* **EXERCISE DESCRIPTION**
Every line that contains the word "from" should be copied out.

--- Begin AVAILABLE DATA ---

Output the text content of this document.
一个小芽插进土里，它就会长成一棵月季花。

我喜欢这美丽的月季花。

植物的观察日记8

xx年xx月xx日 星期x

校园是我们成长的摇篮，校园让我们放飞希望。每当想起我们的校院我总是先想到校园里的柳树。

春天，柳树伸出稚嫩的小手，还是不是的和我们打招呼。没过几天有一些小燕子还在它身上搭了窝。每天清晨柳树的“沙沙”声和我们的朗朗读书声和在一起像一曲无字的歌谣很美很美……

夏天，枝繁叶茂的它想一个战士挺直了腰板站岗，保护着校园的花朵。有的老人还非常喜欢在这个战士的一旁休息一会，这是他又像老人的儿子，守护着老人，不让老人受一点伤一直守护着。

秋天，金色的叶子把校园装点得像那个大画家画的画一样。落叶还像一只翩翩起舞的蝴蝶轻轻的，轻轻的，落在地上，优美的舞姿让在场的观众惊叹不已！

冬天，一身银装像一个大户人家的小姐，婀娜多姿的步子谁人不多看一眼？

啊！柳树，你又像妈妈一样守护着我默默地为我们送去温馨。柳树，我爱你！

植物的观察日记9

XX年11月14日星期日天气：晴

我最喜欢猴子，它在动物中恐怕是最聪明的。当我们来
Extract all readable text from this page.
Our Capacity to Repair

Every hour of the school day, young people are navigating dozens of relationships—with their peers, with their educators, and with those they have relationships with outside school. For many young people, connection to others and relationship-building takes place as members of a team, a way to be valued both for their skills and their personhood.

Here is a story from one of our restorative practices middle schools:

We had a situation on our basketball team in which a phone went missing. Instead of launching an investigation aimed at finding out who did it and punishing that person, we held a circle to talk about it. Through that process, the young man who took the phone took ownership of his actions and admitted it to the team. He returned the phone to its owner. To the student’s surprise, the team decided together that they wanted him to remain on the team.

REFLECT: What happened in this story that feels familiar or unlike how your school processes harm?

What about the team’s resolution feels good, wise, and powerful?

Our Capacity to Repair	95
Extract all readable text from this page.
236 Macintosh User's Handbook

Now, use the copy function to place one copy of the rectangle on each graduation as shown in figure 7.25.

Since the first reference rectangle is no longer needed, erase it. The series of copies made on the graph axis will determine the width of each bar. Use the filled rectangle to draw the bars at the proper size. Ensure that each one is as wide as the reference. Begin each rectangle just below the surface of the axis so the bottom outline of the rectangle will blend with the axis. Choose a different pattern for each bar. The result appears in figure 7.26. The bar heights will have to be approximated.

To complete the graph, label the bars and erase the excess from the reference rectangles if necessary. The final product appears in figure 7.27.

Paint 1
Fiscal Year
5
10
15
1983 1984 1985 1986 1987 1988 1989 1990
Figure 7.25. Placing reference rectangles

--- End AVAILABLE DATA ---

* **THE SOLUTION**
Extract all readable text from this page.
Here is a story from one of our restorative practices middle schools:
Extract all readable text from this page.
To complete the graph, label the bars and erase the excess from the reference rectangles if necessary. The final product appears in figure 7.27.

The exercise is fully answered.